Start of MATERIAL SUPPLIED

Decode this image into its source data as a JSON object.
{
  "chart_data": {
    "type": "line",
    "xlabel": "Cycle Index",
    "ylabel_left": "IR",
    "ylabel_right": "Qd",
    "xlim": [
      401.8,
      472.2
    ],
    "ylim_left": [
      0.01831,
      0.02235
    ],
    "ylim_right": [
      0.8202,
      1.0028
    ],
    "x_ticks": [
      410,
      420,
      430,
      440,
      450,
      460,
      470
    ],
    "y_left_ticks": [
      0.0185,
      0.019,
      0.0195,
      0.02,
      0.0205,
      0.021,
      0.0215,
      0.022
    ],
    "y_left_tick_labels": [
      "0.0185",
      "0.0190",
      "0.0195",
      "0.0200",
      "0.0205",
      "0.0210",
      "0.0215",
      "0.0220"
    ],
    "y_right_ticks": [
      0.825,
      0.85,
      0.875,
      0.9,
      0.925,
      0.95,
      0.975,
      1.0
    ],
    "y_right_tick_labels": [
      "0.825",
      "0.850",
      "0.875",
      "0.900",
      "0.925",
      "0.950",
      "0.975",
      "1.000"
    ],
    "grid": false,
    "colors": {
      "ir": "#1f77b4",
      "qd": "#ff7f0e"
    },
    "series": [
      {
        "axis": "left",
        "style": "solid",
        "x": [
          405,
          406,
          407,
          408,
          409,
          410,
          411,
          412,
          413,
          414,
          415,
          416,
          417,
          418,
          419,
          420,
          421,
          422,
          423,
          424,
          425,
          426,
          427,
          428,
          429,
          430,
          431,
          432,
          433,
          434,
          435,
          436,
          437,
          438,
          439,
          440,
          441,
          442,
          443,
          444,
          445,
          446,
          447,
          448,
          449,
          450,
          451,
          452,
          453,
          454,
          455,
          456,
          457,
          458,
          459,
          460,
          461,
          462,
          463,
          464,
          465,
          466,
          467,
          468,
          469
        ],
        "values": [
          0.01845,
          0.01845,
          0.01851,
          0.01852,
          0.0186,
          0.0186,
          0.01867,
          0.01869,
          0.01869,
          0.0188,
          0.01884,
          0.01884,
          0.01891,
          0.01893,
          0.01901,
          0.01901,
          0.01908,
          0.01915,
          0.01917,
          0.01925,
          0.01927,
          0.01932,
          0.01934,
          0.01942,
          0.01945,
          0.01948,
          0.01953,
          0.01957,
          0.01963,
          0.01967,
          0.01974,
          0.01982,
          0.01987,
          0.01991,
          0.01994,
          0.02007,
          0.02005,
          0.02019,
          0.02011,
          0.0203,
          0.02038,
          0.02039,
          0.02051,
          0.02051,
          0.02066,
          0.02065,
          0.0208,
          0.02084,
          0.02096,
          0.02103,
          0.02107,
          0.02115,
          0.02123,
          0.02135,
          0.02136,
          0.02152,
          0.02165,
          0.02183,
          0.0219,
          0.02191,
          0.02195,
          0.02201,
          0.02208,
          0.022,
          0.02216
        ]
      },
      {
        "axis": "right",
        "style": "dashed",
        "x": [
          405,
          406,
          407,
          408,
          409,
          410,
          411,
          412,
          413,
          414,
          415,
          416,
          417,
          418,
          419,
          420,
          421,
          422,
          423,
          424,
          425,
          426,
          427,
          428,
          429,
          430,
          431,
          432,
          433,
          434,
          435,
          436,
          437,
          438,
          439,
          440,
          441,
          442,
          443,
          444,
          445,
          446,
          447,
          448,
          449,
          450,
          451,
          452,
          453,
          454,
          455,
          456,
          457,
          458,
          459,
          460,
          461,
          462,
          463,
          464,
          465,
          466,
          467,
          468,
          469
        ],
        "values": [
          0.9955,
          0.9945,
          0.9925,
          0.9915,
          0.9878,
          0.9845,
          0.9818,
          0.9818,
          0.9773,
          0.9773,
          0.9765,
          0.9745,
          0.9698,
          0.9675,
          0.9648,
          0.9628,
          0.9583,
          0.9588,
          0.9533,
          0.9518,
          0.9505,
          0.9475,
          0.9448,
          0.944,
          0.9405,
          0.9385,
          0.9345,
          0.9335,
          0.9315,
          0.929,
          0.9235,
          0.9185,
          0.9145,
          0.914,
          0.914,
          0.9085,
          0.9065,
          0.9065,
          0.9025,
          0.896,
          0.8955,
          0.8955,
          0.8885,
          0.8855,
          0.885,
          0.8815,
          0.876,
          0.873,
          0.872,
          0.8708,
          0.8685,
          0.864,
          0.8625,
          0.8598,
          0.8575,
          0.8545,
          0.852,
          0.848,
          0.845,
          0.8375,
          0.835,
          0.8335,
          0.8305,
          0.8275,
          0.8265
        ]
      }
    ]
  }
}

End of MATERIAL SUPPLIED
Start of MATERIAL SUPPLIED

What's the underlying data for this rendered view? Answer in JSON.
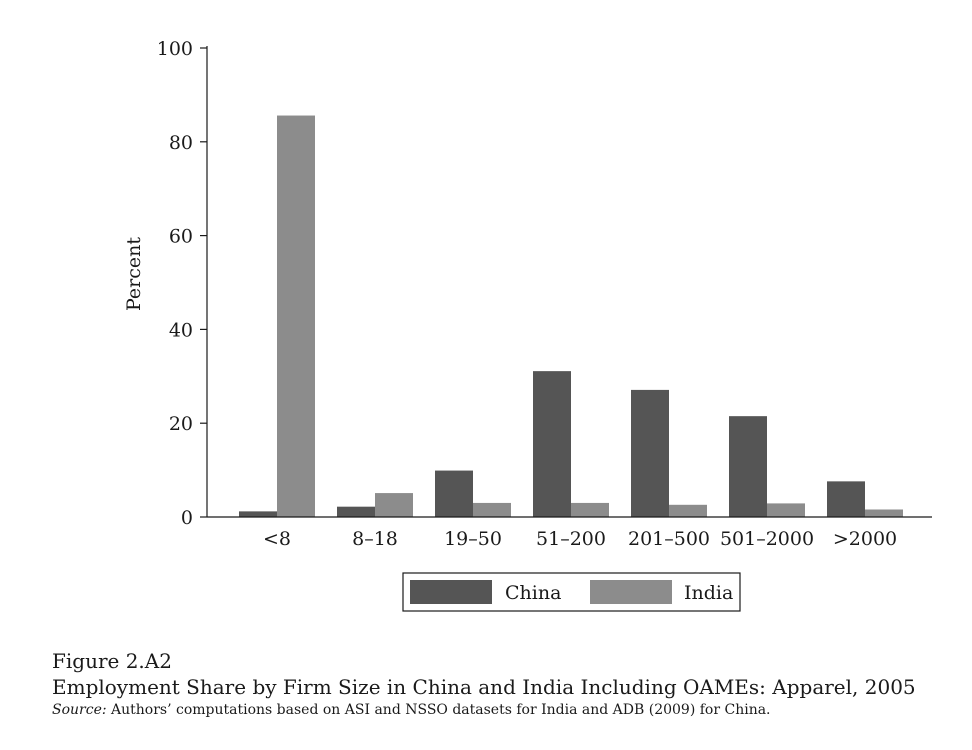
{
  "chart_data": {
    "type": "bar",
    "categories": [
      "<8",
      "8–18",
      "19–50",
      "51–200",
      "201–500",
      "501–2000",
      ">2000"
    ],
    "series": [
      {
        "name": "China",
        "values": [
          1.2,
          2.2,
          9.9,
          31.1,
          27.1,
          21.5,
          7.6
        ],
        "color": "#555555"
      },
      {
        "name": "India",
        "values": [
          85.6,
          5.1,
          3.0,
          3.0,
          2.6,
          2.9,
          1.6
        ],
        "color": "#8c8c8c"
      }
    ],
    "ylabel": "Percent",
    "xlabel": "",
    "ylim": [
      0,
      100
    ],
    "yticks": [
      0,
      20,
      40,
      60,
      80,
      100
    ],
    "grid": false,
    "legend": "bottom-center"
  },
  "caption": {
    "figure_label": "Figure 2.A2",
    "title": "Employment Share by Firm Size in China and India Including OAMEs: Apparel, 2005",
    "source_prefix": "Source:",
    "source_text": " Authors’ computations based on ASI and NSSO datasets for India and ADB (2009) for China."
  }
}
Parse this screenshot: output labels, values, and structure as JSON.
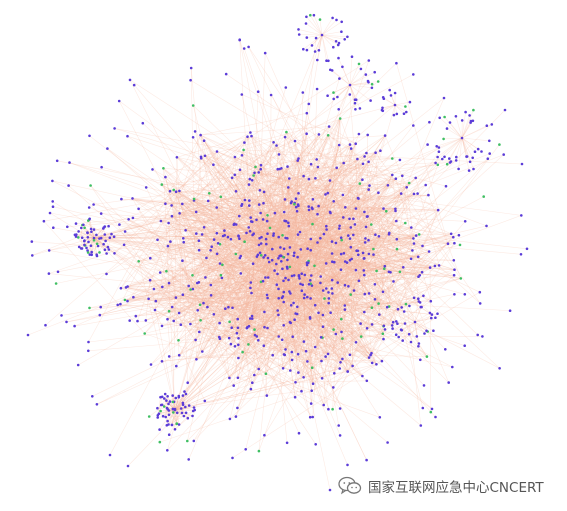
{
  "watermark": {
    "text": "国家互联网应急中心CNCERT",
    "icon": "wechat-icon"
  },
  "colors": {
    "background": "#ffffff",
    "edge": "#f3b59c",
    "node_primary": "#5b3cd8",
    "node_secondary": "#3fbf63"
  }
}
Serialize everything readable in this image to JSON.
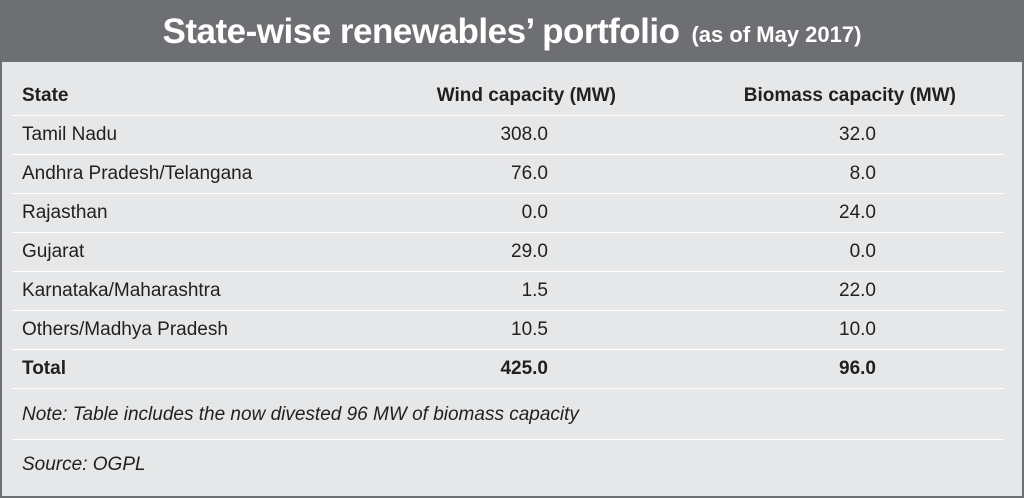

End of MATERIAL SUPPLIED

SHORT EXERCISE |
Every line from the one containing "Parse this screenshot: output" through the one containing "Serialize everything readable" should be quoted exactly, and no other lines; keep pictures out of the copy.

WORKED SOLUTION |
Parse this screenshot: output labels, values, and structure as JSON.
{
  "watermark": {
    "text": "国家互联网应急中心CNCERT",
    "icon": "wechat-icon"
  },
  "colors": {
    "background": "#ffffff",
    "edge": "#f3b59c",
    "node_primary": "#5b3cd8",
    "node_secondary": "#3fbf63"
  }
}
Serialize everything readable in this image to JSON.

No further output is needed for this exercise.